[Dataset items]

___

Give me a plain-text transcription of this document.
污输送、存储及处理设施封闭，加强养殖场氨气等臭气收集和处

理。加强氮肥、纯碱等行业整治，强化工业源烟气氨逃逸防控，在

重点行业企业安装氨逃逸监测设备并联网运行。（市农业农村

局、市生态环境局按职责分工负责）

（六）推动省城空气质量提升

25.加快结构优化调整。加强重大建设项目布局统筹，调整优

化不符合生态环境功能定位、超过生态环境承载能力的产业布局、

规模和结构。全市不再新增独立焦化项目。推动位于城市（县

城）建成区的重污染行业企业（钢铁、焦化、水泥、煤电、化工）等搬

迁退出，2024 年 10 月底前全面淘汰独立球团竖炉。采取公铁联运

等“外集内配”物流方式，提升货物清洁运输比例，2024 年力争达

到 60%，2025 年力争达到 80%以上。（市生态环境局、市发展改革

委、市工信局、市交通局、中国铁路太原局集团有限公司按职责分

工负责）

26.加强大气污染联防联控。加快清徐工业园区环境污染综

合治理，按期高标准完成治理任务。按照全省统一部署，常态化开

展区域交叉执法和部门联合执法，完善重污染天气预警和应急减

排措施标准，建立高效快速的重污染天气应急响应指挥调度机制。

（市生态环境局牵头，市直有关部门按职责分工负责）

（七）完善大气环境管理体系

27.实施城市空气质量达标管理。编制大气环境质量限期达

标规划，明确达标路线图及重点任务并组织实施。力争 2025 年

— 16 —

___

▶ **Set task**:
Extract all of the data exactly as written.

▶ **Correct answer**:
Give me a plain-text transcription of this document.
污输送、存储及处理设施封闭，加强养殖场氨气等臭气收集和处

理。加强氮肥、纯碱等行业整治，强化工业源烟气氨逃逸防控，在

重点行业企业安装氨逃逸监测设备并联网运行。（市农业农村

局、市生态环境局按职责分工负责）

（六）推动省城空气质量提升

25.加快结构优化调整。加强重大建设项目布局统筹，调整优

化不符合生态环境功能定位、超过生态环境承载能力的产业布局、

规模和结构。全市不再新增独立焦化项目。推动位于城市（县

城）建成区的重污染行业企业（钢铁、焦化、水泥、煤电、化工）等搬

迁退出，2024 年 10 月底前全面淘汰独立球团竖炉。采取公铁联运

等“外集内配”物流方式，提升货物清洁运输比例，2024 年力争达

到 60%，2025 年力争达到 80%以上。（市生态环境局、市发展改革

委、市工信局、市交通局、中国铁路太原局集团有限公司按职责分

工负责）

26.加强大气污染联防联控。加快清徐工业园区环境污染综

合治理，按期高标准完成治理任务。按照全省统一部署，常态化开

展区域交叉执法和部门联合执法，完善重污染天气预警和应急减

排措施标准，建立高效快速的重污染天气应急响应指挥调度机制。

（市生态环境局牵头，市直有关部门按职责分工负责）

（七）完善大气环境管理体系

27.实施城市空气质量达标管理。编制大气环境质量限期达

标规划，明确达标路线图及重点任务并组织实施。力争 2025 年

— 16 —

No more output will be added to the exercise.